Aim of the exercise: Extract every line of the material that holds the string "サウジアラビアパビリオン".

Record list:
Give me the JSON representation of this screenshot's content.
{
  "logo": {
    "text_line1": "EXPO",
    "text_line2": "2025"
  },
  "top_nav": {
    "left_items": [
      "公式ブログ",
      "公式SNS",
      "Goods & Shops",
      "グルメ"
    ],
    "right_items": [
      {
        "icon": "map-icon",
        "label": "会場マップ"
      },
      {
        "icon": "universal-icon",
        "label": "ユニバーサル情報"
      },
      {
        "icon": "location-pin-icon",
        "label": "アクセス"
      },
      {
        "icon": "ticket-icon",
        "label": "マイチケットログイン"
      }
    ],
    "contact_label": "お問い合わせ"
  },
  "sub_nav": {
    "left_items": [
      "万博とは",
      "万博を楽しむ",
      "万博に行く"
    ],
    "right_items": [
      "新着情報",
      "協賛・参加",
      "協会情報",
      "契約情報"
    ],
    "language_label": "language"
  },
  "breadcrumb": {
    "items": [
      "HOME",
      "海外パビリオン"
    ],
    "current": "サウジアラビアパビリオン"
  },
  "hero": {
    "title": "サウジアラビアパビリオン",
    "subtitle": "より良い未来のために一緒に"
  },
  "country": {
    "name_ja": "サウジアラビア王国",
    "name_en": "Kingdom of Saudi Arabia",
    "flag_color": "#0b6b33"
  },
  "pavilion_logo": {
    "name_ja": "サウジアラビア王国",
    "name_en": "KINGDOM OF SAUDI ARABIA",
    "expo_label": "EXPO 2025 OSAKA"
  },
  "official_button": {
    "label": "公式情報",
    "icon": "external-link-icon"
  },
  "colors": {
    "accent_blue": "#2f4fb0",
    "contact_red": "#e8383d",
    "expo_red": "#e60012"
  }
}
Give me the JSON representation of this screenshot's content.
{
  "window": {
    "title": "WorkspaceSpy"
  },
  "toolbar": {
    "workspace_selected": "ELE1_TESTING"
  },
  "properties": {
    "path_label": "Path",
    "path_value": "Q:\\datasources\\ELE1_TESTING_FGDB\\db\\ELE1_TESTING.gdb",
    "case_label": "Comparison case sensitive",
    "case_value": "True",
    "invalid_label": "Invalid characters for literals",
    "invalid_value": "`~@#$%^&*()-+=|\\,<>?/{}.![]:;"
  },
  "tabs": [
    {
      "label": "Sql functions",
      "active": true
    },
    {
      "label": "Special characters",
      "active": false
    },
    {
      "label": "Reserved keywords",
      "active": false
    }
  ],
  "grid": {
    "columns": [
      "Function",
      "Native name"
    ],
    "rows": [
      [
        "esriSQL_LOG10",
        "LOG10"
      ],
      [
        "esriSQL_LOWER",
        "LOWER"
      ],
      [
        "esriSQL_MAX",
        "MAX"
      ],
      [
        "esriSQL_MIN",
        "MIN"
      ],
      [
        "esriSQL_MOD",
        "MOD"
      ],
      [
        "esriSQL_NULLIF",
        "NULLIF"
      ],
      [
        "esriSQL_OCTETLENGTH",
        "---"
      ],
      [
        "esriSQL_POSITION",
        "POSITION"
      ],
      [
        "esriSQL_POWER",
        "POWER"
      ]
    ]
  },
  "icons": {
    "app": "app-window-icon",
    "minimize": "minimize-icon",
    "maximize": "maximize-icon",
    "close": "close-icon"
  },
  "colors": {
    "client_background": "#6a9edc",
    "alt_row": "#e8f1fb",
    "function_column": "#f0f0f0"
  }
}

Output of the exercise:
    "current": "サウジアラビアパビリオン"
    "title": "サウジアラビアパビリオン",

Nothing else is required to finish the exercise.